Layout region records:
'''
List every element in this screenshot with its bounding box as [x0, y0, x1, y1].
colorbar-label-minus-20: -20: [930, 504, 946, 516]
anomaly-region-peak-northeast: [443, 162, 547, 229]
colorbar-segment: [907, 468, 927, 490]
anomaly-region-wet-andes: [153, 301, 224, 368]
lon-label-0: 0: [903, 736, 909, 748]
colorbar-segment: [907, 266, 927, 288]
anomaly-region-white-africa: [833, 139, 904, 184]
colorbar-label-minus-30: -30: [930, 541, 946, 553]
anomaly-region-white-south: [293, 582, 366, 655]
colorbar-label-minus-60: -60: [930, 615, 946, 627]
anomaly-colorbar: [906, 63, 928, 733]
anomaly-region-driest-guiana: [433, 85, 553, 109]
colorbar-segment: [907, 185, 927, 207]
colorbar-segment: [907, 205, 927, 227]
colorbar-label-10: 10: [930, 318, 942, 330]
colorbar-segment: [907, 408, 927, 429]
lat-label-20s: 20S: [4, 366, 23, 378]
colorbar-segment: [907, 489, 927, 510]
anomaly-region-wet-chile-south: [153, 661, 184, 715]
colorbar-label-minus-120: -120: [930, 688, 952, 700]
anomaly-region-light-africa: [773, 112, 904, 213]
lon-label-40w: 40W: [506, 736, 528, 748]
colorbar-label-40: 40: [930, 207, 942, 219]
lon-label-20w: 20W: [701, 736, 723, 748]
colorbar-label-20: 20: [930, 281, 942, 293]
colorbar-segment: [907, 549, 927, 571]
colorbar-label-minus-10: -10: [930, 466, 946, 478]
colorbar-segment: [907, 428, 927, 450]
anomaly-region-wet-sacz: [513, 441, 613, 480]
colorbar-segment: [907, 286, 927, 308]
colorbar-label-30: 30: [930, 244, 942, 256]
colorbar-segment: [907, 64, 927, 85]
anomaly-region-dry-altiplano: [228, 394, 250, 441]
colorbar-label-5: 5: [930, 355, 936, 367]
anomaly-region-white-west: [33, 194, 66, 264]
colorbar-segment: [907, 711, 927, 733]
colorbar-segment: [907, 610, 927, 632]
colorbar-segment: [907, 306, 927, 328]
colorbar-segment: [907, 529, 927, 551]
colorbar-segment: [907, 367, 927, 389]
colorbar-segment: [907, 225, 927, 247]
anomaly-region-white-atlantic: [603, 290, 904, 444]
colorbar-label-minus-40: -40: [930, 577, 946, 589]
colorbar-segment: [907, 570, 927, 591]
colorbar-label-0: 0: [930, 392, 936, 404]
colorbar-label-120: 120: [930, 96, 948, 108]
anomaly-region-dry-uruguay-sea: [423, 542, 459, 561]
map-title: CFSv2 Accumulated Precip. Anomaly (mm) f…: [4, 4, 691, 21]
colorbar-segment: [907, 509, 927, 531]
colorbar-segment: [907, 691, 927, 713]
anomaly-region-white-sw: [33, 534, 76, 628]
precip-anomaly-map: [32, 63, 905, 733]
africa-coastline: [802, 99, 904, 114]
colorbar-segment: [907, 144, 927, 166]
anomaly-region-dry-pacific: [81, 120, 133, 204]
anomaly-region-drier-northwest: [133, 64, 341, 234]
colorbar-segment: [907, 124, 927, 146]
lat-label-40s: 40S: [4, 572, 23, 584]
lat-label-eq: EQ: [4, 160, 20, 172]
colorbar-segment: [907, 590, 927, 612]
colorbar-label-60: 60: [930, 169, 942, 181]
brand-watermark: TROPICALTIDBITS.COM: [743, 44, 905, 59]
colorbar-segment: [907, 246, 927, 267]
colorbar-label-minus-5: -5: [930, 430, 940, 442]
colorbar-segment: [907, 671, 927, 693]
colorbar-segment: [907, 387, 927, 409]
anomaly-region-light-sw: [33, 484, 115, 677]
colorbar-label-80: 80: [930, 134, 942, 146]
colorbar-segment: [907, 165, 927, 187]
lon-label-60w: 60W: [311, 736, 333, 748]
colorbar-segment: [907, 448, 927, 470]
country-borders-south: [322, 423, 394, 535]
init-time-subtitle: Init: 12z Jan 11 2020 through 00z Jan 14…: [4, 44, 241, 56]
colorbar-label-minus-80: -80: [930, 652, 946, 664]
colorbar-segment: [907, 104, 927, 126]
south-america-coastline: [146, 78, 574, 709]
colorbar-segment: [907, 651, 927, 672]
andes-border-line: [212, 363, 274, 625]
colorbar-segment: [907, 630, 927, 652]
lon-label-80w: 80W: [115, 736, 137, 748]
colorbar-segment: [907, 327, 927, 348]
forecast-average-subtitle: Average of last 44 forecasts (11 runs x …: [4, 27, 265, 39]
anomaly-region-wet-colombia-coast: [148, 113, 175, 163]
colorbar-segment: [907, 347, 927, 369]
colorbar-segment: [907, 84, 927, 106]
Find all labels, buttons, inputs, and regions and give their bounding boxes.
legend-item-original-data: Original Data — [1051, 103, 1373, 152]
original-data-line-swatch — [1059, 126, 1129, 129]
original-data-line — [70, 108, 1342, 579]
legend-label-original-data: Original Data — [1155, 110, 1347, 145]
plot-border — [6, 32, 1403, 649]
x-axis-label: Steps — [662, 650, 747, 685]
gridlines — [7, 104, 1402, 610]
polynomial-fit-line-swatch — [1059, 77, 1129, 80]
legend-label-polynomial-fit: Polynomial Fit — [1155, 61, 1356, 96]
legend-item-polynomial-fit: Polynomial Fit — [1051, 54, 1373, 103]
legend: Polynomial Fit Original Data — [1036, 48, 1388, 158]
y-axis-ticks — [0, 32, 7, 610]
'''
Reproduce word for word the stretch from the start of the records through the line containing "colorbar-segment: [907, 185, 927, 207]".

List every element in this screenshot with its bounding box as [x0, y0, x1, y1].
colorbar-label-minus-20: -20: [930, 504, 946, 516]
anomaly-region-peak-northeast: [443, 162, 547, 229]
colorbar-segment: [907, 468, 927, 490]
anomaly-region-wet-andes: [153, 301, 224, 368]
lon-label-0: 0: [903, 736, 909, 748]
colorbar-segment: [907, 266, 927, 288]
anomaly-region-white-africa: [833, 139, 904, 184]
colorbar-label-minus-30: -30: [930, 541, 946, 553]
anomaly-region-white-south: [293, 582, 366, 655]
colorbar-label-minus-60: -60: [930, 615, 946, 627]
anomaly-colorbar: [906, 63, 928, 733]
anomaly-region-driest-guiana: [433, 85, 553, 109]
colorbar-segment: [907, 185, 927, 207]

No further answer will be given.